# Rows from a dataset
****
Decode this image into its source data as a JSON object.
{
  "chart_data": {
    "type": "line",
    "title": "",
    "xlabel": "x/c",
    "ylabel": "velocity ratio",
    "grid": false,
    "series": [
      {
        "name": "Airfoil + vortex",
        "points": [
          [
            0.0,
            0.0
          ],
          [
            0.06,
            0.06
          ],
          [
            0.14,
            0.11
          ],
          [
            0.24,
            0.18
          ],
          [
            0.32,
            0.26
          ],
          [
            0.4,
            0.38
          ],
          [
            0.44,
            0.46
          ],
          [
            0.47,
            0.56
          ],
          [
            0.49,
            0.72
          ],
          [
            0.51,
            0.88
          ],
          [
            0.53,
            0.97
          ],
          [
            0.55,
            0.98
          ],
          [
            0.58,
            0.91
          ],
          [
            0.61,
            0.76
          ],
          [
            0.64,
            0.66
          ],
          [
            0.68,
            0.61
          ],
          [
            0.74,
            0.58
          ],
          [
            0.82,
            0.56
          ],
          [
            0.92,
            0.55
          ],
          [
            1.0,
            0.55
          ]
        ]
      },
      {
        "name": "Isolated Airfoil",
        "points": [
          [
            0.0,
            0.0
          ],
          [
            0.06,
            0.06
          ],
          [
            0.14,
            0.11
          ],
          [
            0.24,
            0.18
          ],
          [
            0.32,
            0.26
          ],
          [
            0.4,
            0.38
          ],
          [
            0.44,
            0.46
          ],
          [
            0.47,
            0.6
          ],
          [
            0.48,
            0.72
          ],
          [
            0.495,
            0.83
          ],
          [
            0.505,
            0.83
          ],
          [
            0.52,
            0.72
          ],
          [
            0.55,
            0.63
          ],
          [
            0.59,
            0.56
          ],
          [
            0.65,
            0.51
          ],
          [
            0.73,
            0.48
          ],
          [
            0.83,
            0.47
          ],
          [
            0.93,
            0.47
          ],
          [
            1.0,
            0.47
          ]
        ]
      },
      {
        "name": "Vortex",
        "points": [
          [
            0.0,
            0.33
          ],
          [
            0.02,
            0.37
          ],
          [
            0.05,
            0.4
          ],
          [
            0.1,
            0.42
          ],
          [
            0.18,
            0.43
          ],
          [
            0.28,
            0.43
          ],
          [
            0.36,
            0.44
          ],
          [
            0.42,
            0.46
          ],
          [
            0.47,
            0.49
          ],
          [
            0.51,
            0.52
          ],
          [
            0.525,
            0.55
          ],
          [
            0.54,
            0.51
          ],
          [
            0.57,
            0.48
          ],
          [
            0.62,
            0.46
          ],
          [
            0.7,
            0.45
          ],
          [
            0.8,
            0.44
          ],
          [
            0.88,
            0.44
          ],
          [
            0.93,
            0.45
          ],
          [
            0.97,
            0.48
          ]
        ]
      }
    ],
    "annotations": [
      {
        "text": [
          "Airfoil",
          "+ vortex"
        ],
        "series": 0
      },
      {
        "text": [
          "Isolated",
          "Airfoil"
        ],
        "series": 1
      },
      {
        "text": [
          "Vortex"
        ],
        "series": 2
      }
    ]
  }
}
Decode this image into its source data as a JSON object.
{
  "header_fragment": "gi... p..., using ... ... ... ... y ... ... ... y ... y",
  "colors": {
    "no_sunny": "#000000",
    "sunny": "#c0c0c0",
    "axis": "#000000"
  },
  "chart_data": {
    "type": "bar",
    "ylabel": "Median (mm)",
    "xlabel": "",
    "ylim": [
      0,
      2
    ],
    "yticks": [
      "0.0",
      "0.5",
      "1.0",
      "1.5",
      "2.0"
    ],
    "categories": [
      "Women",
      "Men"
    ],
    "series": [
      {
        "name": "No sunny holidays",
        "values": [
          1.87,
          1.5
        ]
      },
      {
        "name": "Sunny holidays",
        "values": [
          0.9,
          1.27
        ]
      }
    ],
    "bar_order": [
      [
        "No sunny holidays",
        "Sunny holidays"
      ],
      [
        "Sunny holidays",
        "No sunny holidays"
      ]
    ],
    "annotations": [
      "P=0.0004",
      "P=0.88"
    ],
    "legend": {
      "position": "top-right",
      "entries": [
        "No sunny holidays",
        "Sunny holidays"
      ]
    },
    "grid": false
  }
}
****
Set every line of the listing down word for word.

Decode this image into its source data as a JSON object.
{
  "chart_data": {
    "type": "line",
    "title": "",
    "xlabel": "x/c",
    "ylabel": "velocity ratio",
    "grid": false,
    "series": [
      {
        "name": "Airfoil + vortex",
        "points": [
          [
            0.0,
            0.0
          ],
          [
            0.06,
            0.06
          ],
          [
            0.14,
            0.11
          ],
          [
            0.24,
            0.18
          ],
          [
            0.32,
            0.26
          ],
          [
            0.4,
            0.38
          ],
          [
            0.44,
            0.46
          ],
          [
            0.47,
            0.56
          ],
          [
            0.49,
            0.72
          ],
          [
            0.51,
            0.88
          ],
          [
            0.53,
            0.97
          ],
          [
            0.55,
            0.98
          ],
          [
            0.58,
            0.91
          ],
          [
            0.61,
            0.76
          ],
          [
            0.64,
            0.66
          ],
          [
            0.68,
            0.61
          ],
          [
            0.74,
            0.58
          ],
          [
            0.82,
            0.56
          ],
          [
            0.92,
            0.55
          ],
          [
            1.0,
            0.55
          ]
        ]
      },
      {
        "name": "Isolated Airfoil",
        "points": [
          [
            0.0,
            0.0
          ],
          [
            0.06,
            0.06
          ],
          [
            0.14,
            0.11
          ],
          [
            0.24,
            0.18
          ],
          [
            0.32,
            0.26
          ],
          [
            0.4,
            0.38
          ],
          [
            0.44,
            0.46
          ],
          [
            0.47,
            0.6
          ],
          [
            0.48,
            0.72
          ],
          [
            0.495,
            0.83
          ],
          [
            0.505,
            0.83
          ],
          [
            0.52,
            0.72
          ],
          [
            0.55,
            0.63
          ],
          [
            0.59,
            0.56
          ],
          [
            0.65,
            0.51
          ],
          [
            0.73,
            0.48
          ],
          [
            0.83,
            0.47
          ],
          [
            0.93,
            0.47
          ],
          [
            1.0,
            0.47
          ]
        ]
      },
      {
        "name": "Vortex",
        "points": [
          [
            0.0,
            0.33
          ],
          [
            0.02,
            0.37
          ],
          [
            0.05,
            0.4
          ],
          [
            0.1,
            0.42
          ],
          [
            0.18,
            0.43
          ],
          [
            0.28,
            0.43
          ],
          [
            0.36,
            0.44
          ],
          [
            0.42,
            0.46
          ],
          [
            0.47,
            0.49
          ],
          [
            0.51,
            0.52
          ],
          [
            0.525,
            0.55
          ],
          [
            0.54,
            0.51
          ],
          [
            0.57,
            0.48
          ],
          [
            0.62,
            0.46
          ],
          [
            0.7,
            0.45
          ],
          [
            0.8,
            0.44
          ],
          [
            0.88,
            0.44
          ],
          [
            0.93,
            0.45
          ],
          [
            0.97,
            0.48
          ]
        ]
      }
    ],
    "annotations": [
      {
        "text": [
          "Airfoil",
          "+ vortex"
        ],
        "series": 0
      },
      {
        "text": [
          "Isolated",
          "Airfoil"
        ],
        "series": 1
      },
      {
        "text": [
          "Vortex"
        ],
        "series": 2
      }
    ]
  }
}
Decode this image into its source data as a JSON object.
{
  "header_fragment": "gi... p..., using ... ... ... ... y ... ... ... y ... y",
  "colors": {
    "no_sunny": "#000000",
    "sunny": "#c0c0c0",
    "axis": "#000000"
  },
  "chart_data": {
    "type": "bar",
    "ylabel": "Median (mm)",
    "xlabel": "",
    "ylim": [
      0,
      2
    ],
    "yticks": [
      "0.0",
      "0.5",
      "1.0",
      "1.5",
      "2.0"
    ],
    "categories": [
      "Women",
      "Men"
    ],
    "series": [
      {
        "name": "No sunny holidays",
        "values": [
          1.87,
          1.5
        ]
      },
      {
        "name": "Sunny holidays",
        "values": [
          0.9,
          1.27
        ]
      }
    ],
    "bar_order": [
      [
        "No sunny holidays",
        "Sunny holidays"
      ],
      [
        "Sunny holidays",
        "No sunny holidays"
      ]
    ],
    "annotations": [
      "P=0.0004",
      "P=0.88"
    ],
    "legend": {
      "position": "top-right",
      "entries": [
        "No sunny holidays",
        "Sunny holidays"
      ]
    },
    "grid": false
  }
}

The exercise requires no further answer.